> Provided data
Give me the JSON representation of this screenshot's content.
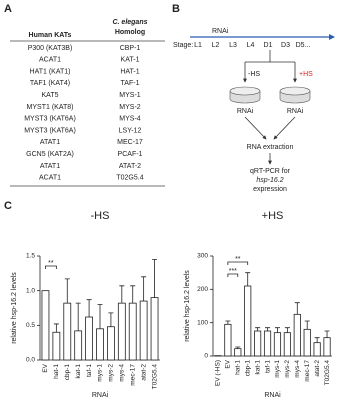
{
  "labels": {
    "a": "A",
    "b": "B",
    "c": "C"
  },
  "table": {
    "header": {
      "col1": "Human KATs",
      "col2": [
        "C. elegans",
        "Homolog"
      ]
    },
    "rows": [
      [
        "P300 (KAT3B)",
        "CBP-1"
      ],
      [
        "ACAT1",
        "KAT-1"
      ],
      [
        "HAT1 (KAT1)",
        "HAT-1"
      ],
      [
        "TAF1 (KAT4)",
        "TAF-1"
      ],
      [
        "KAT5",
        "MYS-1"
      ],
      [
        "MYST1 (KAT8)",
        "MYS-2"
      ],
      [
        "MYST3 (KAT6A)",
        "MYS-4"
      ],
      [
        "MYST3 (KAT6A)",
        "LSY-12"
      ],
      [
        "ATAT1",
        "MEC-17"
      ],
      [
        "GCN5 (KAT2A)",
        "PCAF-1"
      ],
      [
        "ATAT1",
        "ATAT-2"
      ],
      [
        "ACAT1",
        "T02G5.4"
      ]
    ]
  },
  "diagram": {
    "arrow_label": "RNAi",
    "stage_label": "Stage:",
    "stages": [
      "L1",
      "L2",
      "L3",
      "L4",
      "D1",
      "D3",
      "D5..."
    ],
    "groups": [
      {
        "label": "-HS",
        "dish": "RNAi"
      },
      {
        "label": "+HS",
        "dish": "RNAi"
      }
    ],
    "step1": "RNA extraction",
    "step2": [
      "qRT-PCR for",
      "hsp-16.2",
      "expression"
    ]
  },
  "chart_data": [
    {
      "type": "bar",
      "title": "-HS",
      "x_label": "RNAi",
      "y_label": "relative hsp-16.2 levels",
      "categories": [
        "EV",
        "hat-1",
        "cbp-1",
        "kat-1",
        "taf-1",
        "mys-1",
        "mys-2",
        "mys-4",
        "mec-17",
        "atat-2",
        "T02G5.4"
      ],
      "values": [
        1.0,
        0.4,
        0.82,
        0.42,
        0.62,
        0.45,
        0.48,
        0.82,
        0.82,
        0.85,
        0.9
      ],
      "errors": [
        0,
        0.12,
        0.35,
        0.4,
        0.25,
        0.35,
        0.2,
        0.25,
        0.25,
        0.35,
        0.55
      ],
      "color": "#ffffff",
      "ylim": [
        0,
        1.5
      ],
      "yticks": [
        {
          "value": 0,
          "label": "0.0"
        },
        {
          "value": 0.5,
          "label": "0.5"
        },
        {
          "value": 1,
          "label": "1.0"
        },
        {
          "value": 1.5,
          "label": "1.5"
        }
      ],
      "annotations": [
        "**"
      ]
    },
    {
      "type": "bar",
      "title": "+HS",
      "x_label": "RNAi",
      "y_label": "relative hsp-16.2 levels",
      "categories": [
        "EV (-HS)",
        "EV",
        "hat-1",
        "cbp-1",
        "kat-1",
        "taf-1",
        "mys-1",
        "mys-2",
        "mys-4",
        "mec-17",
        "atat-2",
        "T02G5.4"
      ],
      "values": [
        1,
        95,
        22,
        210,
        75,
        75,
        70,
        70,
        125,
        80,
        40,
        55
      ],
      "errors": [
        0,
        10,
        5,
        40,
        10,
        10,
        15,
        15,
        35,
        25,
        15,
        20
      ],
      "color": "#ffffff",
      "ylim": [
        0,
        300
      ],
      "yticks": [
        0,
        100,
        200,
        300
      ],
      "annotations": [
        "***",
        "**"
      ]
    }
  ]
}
--
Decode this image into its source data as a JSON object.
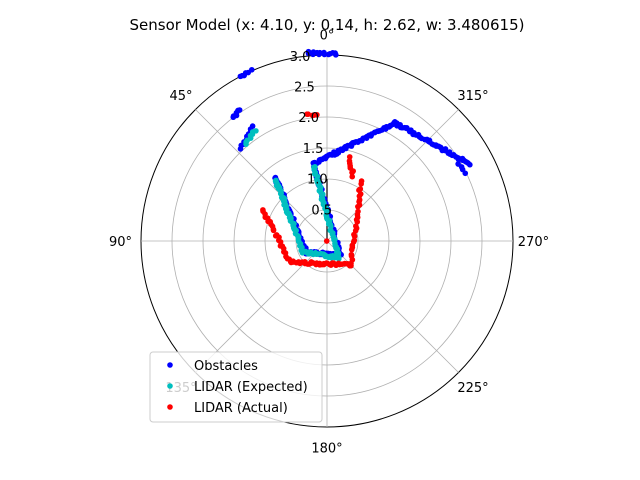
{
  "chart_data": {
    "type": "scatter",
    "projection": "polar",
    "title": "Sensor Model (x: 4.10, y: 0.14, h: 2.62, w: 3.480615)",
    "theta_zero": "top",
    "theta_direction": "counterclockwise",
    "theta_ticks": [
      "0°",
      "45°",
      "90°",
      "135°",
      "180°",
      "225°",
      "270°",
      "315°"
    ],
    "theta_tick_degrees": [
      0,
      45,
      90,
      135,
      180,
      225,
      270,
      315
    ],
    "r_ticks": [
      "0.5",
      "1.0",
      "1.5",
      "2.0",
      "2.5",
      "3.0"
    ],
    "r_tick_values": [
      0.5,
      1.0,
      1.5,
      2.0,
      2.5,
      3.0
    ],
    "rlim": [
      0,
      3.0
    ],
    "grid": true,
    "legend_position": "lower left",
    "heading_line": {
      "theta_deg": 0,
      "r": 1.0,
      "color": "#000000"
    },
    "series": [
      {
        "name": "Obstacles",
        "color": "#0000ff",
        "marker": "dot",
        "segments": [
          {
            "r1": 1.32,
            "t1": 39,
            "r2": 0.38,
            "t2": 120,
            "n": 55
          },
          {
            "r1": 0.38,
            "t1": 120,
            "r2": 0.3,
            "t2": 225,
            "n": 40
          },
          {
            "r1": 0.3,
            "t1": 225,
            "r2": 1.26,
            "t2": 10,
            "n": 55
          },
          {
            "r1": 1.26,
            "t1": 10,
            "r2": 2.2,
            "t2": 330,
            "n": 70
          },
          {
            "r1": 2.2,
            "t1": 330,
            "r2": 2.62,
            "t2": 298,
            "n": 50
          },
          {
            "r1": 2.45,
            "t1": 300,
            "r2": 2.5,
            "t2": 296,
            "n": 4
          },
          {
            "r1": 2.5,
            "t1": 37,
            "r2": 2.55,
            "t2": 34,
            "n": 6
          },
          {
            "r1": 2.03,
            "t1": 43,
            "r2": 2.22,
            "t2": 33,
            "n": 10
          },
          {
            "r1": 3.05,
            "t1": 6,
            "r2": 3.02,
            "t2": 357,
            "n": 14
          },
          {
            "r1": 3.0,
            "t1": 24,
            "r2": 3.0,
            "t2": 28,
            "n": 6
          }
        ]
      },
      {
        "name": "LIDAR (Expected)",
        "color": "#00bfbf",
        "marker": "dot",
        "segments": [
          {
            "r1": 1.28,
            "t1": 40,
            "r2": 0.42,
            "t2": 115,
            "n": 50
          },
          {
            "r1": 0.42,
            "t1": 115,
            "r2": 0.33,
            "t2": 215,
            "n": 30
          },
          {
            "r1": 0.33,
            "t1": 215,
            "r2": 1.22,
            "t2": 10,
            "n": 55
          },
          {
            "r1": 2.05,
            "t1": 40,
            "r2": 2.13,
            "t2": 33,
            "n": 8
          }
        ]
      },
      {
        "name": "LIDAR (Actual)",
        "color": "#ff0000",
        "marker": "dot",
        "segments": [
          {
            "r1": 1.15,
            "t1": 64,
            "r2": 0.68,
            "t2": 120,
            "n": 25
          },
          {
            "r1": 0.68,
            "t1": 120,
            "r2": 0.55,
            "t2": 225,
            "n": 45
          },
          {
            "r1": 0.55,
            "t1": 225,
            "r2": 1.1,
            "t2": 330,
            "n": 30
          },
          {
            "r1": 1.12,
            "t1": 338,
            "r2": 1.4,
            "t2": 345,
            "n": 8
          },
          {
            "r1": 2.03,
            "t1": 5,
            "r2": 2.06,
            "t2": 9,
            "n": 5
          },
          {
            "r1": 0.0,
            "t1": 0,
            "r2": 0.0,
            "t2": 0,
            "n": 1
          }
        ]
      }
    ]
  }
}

> Task prompt
Determine how many lines of the material include the string "name". Output only that count.

> Correct response
3